Pick the lines holding the string "text" out of the records and copy them.
** Given information follows **
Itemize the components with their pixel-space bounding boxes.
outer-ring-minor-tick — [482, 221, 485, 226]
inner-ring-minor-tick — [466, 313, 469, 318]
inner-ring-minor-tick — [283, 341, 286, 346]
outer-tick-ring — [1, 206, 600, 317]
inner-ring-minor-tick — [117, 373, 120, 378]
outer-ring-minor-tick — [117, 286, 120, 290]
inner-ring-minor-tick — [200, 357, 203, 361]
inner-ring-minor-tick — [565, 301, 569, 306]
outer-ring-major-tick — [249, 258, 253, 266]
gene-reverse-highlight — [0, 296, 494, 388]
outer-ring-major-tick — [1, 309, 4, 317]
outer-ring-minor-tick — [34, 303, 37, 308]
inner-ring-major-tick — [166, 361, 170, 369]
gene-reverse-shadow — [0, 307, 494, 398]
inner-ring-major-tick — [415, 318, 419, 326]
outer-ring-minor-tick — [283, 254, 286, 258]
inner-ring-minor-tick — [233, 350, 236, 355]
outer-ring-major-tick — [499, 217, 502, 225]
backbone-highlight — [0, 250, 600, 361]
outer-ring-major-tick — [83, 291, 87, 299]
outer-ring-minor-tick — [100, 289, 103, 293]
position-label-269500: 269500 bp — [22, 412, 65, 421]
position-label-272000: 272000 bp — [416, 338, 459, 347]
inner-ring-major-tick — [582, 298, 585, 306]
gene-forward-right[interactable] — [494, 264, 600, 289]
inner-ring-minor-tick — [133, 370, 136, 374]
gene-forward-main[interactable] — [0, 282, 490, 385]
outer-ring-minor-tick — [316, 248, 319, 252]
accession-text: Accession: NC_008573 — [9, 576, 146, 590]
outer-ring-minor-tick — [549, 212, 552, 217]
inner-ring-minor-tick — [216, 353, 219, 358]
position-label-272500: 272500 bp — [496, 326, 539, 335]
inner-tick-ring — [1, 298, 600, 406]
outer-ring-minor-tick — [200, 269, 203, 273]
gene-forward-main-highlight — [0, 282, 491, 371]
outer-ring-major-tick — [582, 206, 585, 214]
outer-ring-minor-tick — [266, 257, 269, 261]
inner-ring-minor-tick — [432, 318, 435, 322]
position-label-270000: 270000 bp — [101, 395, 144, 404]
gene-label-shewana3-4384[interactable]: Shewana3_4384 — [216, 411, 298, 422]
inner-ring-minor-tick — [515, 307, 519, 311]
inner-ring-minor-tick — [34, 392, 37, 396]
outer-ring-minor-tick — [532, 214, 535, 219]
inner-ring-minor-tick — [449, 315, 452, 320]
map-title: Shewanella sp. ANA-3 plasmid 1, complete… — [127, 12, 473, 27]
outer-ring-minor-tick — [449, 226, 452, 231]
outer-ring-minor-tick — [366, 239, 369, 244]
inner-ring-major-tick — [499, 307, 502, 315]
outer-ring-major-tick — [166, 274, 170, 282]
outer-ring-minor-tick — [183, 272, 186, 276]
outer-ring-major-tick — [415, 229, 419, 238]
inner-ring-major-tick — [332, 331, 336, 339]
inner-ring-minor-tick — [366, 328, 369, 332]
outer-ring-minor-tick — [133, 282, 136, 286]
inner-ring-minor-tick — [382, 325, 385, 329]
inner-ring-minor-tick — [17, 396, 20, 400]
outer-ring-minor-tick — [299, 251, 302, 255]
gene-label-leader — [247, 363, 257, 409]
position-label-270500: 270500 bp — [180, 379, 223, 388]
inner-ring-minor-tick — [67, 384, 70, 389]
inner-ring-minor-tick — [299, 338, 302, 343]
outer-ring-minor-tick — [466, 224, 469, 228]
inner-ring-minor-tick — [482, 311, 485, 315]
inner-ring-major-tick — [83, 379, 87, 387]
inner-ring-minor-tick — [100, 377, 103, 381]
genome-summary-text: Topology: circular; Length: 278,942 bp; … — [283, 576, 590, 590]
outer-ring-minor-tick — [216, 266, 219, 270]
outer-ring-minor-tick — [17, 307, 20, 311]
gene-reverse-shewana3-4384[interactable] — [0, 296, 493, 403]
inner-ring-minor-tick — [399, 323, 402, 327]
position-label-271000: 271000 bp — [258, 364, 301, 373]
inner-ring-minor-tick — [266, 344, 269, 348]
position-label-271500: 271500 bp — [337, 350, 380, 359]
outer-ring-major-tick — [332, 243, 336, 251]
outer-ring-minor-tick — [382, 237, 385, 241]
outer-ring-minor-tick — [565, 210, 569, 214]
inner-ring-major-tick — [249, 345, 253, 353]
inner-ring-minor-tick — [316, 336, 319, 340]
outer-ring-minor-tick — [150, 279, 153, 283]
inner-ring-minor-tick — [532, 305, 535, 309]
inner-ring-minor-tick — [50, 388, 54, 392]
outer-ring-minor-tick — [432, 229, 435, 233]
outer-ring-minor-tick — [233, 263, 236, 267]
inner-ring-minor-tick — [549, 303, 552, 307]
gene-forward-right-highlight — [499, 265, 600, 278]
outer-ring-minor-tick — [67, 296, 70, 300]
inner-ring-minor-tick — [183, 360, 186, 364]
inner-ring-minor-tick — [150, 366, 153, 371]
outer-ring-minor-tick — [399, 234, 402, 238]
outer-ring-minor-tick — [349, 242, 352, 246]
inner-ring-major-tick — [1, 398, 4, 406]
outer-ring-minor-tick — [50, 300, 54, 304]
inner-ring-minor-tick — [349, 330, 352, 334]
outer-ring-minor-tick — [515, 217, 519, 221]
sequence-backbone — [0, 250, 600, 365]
** End of Given information **
• _Answer below_:
accession-text: Accession: NC_008573 — [9, 576, 146, 590]
genome-summary-text: Topology: circular; Length: 278,942 bp; … — [283, 576, 590, 590]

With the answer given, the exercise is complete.